[Stored data]
## start
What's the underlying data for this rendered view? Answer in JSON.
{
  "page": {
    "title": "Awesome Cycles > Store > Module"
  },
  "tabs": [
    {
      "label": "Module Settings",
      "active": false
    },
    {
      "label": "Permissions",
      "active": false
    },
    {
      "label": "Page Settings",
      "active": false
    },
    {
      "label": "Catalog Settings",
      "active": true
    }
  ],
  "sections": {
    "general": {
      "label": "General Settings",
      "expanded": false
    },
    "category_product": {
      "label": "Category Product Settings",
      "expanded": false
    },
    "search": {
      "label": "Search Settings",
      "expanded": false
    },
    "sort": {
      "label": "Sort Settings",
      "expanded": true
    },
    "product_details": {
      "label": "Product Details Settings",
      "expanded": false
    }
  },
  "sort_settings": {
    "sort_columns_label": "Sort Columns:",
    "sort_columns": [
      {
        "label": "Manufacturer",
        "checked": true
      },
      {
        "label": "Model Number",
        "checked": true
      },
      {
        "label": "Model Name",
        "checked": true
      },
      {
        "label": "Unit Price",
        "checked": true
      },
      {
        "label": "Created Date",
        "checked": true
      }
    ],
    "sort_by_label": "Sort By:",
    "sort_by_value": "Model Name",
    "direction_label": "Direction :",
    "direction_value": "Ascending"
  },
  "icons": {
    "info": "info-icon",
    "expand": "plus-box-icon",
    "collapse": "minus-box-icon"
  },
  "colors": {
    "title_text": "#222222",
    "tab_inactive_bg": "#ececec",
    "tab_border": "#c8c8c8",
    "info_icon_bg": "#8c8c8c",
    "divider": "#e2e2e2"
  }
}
## end
- Exercise description
Show all lines in the entries above where the word "Name" appears.

- Answer to this task
        "label": "Model Name",
    "sort_by_value": "Model Name",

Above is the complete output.